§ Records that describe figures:
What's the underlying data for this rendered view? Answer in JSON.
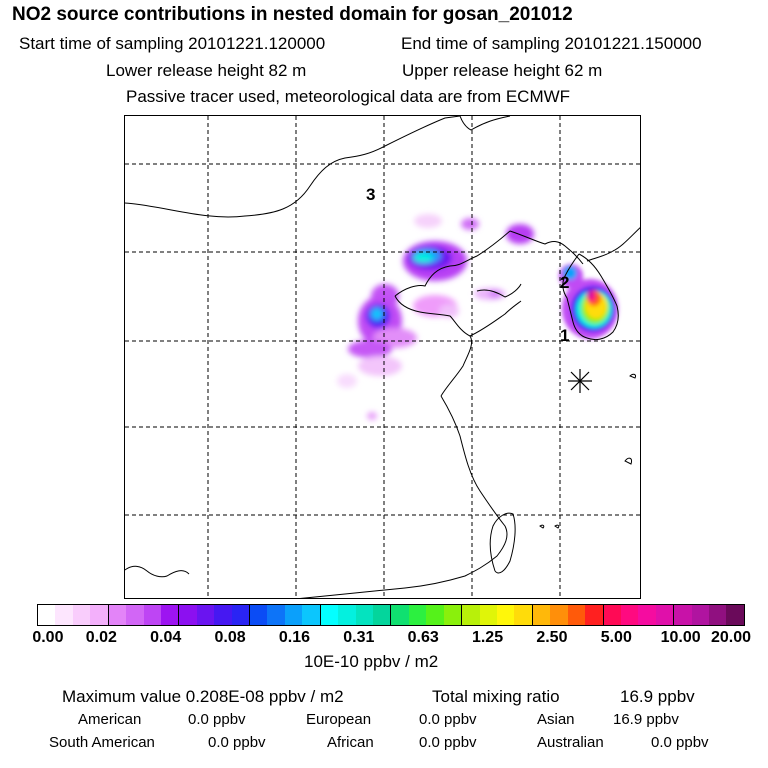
{
  "header": {
    "title": "NO2 source contributions in nested domain for gosan_201012",
    "start_time": "Start time of sampling 20101221.120000",
    "end_time": "End time of sampling 20101221.150000",
    "lower_height": "Lower release height   82 m",
    "upper_height": "Upper release height   62 m",
    "tracer_note": "Passive tracer used, meteorological data are from ECMWF"
  },
  "map": {
    "point_labels": [
      {
        "text": "1"
      },
      {
        "text": "2"
      },
      {
        "text": "3"
      }
    ],
    "receptor_marker": "asterisk-icon"
  },
  "colorbar": {
    "tick_labels": [
      "0.00",
      "0.02",
      "0.04",
      "0.08",
      "0.16",
      "0.31",
      "0.63",
      "1.25",
      "2.50",
      "5.00",
      "10.00",
      "20.00"
    ],
    "unit": "10E-10 ppbv / m2",
    "colors": [
      "#ffffff",
      "#fde6fe",
      "#f9cdfc",
      "#f3b0fb",
      "#e384f8",
      "#d266f6",
      "#be45f4",
      "#9d14f1",
      "#8c10f0",
      "#6a14f0",
      "#4618f2",
      "#2a24f4",
      "#0b4cf5",
      "#0d74f8",
      "#0ba0fb",
      "#0cc6fd",
      "#04ffff",
      "#04f0df",
      "#04e3bf",
      "#04d59c",
      "#10e070",
      "#2cf040",
      "#55f21a",
      "#8af00c",
      "#b8f00a",
      "#e0f508",
      "#fff70a",
      "#ffdc0a",
      "#ffb80a",
      "#ff8f0a",
      "#ff5a0a",
      "#ff2020",
      "#ff0a55",
      "#ff0a80",
      "#f50ca0",
      "#e010aa",
      "#c812a8",
      "#b014a0",
      "#901080",
      "#6a0a5a"
    ],
    "major_every": 4
  },
  "stats": {
    "maximum": "Maximum value  0.208E-08 ppbv / m2",
    "total_label": "Total mixing ratio",
    "total_value": "16.9 ppbv",
    "regions": [
      {
        "name": "American",
        "value": "0.0 ppbv"
      },
      {
        "name": "European",
        "value": "0.0 ppbv"
      },
      {
        "name": "Asian",
        "value": "16.9 ppbv"
      },
      {
        "name": "South American",
        "value": "0.0 ppbv"
      },
      {
        "name": "African",
        "value": "0.0 ppbv"
      },
      {
        "name": "Australian",
        "value": "0.0 ppbv"
      }
    ]
  }
}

§ Task instructions: Quote each entry above verbatim and drop the pictures.

§ Solution for this problem:
What's the underlying data for this rendered view? Answer in JSON.
{
  "header": {
    "title": "NO2 source contributions in nested domain for gosan_201012",
    "start_time": "Start time of sampling 20101221.120000",
    "end_time": "End time of sampling 20101221.150000",
    "lower_height": "Lower release height   82 m",
    "upper_height": "Upper release height   62 m",
    "tracer_note": "Passive tracer used, meteorological data are from ECMWF"
  },
  "map": {
    "point_labels": [
      {
        "text": "1"
      },
      {
        "text": "2"
      },
      {
        "text": "3"
      }
    ],
    "receptor_marker": "asterisk-icon"
  },
  "colorbar": {
    "tick_labels": [
      "0.00",
      "0.02",
      "0.04",
      "0.08",
      "0.16",
      "0.31",
      "0.63",
      "1.25",
      "2.50",
      "5.00",
      "10.00",
      "20.00"
    ],
    "unit": "10E-10 ppbv / m2",
    "colors": [
      "#ffffff",
      "#fde6fe",
      "#f9cdfc",
      "#f3b0fb",
      "#e384f8",
      "#d266f6",
      "#be45f4",
      "#9d14f1",
      "#8c10f0",
      "#6a14f0",
      "#4618f2",
      "#2a24f4",
      "#0b4cf5",
      "#0d74f8",
      "#0ba0fb",
      "#0cc6fd",
      "#04ffff",
      "#04f0df",
      "#04e3bf",
      "#04d59c",
      "#10e070",
      "#2cf040",
      "#55f21a",
      "#8af00c",
      "#b8f00a",
      "#e0f508",
      "#fff70a",
      "#ffdc0a",
      "#ffb80a",
      "#ff8f0a",
      "#ff5a0a",
      "#ff2020",
      "#ff0a55",
      "#ff0a80",
      "#f50ca0",
      "#e010aa",
      "#c812a8",
      "#b014a0",
      "#901080",
      "#6a0a5a"
    ],
    "major_every": 4
  },
  "stats": {
    "maximum": "Maximum value  0.208E-08 ppbv / m2",
    "total_label": "Total mixing ratio",
    "total_value": "16.9 ppbv",
    "regions": [
      {
        "name": "American",
        "value": "0.0 ppbv"
      },
      {
        "name": "European",
        "value": "0.0 ppbv"
      },
      {
        "name": "Asian",
        "value": "16.9 ppbv"
      },
      {
        "name": "South American",
        "value": "0.0 ppbv"
      },
      {
        "name": "African",
        "value": "0.0 ppbv"
      },
      {
        "name": "Australian",
        "value": "0.0 ppbv"
      }
    ]
  }
}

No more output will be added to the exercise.